- **Short problem**: Read the listing and extract each line that includes the word "janvier".

BEGIN Stored records

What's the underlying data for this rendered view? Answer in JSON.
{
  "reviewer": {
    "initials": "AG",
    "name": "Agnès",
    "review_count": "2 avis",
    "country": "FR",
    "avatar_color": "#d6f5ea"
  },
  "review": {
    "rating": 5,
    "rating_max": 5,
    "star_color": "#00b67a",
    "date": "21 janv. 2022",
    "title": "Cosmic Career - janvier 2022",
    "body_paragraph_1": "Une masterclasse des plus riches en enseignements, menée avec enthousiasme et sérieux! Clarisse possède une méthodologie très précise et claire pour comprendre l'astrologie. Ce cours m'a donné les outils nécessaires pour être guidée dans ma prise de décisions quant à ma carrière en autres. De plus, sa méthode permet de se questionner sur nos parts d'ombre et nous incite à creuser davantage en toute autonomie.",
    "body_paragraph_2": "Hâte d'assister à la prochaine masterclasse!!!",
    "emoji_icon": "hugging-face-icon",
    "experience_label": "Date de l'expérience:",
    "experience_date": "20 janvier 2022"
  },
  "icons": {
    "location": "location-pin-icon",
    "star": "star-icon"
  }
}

END Stored records

- **Answer for this exercise**:
    "title": "Cosmic Career - janvier 2022",
    "experience_date": "20 janvier 2022"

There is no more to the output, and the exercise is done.